Mohammed Al-Sahli محمد السهلي

Personal information
- Full name: Mohammed Falah Al-Sahli
- Date of birth: 22 May 1992 (age 34)
- Place of birth: Qaisumah, Saudi Arabia
- Height: 1.75 m (5 ft 9 in)
- Position: Winger

Youth career
- Al-Qaisumah

Senior career*
- Years: Team / Apps / (Gls)
- 2013–2019: Al-Qaisumah
- 2019–2021: Al-Raed / 37 / (5)
- 2021–2022: Damac / 13 / (0)
- 2022–2023: Al-Khaleej / 16 / (0)
- 2023–2024: Al-Batin / 27 / (8)
- 2024–2025: Al-Adalah / 16 / (2)
- 2025–2026: Al-Batin / 24 / (2)

= Mohammed Al-Sahli =

Saudi Arabian footballer

Mohammed Al-Sahli (محمد السهلي; born 22 May 1992) is a Saudi Arabian professional footballer who plays as a winger.

▶ [Problem set]:
a) Turn the paragraph of the footballer profile that begins "Mohammed Al-Sahli (محمد السهلي; born 22 May 1992)" into a short list that keeps its main facts.
b) Pick up the footballer profile after its final sentence and write the paragraph that would come next.

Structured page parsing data
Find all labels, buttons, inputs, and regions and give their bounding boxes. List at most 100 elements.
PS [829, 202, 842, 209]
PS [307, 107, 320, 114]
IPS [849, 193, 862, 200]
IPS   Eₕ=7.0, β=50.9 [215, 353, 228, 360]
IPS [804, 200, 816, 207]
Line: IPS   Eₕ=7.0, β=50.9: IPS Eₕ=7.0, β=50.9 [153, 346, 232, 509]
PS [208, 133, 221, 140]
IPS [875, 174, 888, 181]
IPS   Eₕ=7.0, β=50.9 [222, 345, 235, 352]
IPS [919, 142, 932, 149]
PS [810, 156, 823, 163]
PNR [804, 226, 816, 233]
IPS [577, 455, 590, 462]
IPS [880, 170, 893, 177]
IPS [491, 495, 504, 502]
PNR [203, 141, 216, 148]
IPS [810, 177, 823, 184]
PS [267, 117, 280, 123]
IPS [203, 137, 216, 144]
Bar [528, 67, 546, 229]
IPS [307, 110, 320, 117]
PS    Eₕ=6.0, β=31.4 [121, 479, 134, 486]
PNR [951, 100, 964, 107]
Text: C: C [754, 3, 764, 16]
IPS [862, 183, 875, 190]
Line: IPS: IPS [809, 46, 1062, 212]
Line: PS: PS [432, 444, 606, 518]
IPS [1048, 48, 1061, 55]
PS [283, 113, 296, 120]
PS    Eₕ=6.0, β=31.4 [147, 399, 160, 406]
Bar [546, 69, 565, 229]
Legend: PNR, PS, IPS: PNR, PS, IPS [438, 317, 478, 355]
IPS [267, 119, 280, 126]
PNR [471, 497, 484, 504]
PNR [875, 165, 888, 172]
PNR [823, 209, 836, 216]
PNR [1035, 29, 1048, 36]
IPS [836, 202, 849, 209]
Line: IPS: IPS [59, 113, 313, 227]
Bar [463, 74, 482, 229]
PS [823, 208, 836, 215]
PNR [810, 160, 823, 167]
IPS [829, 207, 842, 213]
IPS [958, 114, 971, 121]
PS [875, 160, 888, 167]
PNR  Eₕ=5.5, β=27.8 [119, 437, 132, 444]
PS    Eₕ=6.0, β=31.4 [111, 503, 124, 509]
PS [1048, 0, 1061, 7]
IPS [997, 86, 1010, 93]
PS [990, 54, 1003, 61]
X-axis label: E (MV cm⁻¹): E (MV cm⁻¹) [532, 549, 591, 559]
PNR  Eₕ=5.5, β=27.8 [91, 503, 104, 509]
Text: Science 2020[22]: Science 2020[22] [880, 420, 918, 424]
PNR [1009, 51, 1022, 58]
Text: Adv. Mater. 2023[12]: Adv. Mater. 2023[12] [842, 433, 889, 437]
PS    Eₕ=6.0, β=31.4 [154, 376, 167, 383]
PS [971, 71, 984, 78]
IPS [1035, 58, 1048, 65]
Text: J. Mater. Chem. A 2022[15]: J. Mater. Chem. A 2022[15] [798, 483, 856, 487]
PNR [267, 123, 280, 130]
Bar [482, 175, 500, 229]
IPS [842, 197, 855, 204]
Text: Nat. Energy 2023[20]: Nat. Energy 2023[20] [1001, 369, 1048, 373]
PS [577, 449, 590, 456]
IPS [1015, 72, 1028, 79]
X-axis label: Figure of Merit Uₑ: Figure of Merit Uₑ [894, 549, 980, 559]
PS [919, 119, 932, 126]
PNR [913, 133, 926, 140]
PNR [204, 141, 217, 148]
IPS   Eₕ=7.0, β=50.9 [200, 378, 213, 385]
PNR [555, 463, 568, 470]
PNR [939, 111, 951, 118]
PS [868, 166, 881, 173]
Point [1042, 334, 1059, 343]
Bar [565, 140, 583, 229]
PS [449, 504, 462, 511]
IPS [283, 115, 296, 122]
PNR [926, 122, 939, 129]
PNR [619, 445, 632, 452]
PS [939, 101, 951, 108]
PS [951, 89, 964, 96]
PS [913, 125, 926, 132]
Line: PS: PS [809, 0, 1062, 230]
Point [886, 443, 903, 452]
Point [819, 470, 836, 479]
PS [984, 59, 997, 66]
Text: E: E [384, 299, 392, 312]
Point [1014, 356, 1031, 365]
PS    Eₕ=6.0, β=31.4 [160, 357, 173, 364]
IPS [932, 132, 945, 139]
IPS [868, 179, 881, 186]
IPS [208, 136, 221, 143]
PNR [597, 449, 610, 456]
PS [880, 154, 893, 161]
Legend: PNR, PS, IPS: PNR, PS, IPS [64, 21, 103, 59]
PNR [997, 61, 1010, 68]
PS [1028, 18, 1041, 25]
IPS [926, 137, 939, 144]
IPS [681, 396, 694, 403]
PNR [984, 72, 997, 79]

▶ [Answers per task]:
a)
- Name: Mohammed Al-Sahli (محمد السهلي)
- Born: 22 May 1992
- Nationality: Saudi Arabian
- Occupation: professional footballer
- Position: winger

b)
==Career==
Al-Sahli began his career at the youth team of Al-Qaisumah. He was promoted to the first team in 2013. On 16 July 2019, Al-Sahli joined Saudi Professional League side Al-Raed. On 27 August 2021, Al-Sahli joined Damac. On 23 July 2022, Al-Sahli joined Al-Khaleej on a two-year deal. On 29 July 2023, Al-Sahli joined Al-Batin. In July 2024, Al-Sahli joined Al-Adalah. On 31 January 2025, Al-Sahli joined Al-Batin.